Information supplied:

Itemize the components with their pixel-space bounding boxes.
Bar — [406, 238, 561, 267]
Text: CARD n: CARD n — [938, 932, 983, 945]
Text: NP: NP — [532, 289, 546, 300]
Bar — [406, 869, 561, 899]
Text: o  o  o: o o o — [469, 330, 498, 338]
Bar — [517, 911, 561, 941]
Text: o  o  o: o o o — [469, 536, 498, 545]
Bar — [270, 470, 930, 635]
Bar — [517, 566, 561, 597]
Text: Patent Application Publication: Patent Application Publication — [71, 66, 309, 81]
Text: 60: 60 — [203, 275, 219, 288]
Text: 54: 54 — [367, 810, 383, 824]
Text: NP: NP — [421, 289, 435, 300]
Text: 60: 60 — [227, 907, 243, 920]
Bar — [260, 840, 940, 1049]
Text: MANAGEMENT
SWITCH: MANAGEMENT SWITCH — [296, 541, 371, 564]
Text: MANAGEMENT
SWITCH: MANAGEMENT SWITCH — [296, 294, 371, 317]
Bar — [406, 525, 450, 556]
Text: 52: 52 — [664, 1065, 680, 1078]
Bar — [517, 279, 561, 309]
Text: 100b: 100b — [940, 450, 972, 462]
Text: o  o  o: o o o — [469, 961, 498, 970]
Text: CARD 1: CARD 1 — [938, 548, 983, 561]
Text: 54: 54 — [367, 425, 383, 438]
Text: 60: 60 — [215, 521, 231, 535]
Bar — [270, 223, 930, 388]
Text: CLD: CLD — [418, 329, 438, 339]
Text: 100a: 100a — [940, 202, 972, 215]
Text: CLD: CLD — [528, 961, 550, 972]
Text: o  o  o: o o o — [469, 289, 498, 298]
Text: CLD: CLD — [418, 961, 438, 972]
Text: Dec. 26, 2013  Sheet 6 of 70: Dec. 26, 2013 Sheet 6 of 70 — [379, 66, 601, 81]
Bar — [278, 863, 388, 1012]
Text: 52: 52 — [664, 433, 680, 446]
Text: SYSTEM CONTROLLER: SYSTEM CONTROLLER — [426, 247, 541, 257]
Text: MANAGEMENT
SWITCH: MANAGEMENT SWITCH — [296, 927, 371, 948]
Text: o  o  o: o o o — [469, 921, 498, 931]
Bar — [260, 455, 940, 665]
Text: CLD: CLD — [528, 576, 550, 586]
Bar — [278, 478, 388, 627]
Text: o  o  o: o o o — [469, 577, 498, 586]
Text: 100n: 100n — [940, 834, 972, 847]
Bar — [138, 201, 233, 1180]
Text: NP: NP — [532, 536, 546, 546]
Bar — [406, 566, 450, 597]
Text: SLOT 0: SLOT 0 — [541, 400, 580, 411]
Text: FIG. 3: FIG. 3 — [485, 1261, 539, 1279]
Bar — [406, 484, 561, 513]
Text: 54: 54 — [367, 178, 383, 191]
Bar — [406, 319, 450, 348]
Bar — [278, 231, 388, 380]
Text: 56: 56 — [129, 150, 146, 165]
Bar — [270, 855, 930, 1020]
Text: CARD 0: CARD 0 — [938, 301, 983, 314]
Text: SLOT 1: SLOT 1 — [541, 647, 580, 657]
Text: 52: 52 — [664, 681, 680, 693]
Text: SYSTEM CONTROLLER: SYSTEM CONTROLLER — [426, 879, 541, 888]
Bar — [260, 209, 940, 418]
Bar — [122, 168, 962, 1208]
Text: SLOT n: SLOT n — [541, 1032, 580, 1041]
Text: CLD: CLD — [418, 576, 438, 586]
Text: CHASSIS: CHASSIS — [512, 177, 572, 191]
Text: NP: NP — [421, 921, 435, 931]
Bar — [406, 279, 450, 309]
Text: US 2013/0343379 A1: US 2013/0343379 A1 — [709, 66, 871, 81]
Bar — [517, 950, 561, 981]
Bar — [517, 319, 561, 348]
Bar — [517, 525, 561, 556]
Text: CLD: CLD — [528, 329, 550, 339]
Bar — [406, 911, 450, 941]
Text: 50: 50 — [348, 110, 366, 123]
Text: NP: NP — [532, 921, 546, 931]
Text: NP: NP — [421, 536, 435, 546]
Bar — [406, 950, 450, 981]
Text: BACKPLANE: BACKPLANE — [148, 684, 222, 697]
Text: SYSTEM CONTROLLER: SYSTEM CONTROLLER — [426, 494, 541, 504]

Exercise description:
Copy the data word for word, from the first line through the line containing "Text: 60: 60 — [227, 907, 243, 920]".

Task result:
Itemize the components with their pixel-space bounding boxes.
Bar — [406, 238, 561, 267]
Text: CARD n: CARD n — [938, 932, 983, 945]
Text: NP: NP — [532, 289, 546, 300]
Bar — [406, 869, 561, 899]
Text: o  o  o: o o o — [469, 330, 498, 338]
Bar — [517, 911, 561, 941]
Text: o  o  o: o o o — [469, 536, 498, 545]
Bar — [270, 470, 930, 635]
Bar — [517, 566, 561, 597]
Text: Patent Application Publication: Patent Application Publication — [71, 66, 309, 81]
Text: 60: 60 — [203, 275, 219, 288]
Text: 54: 54 — [367, 810, 383, 824]
Text: NP: NP — [421, 289, 435, 300]
Text: 60: 60 — [227, 907, 243, 920]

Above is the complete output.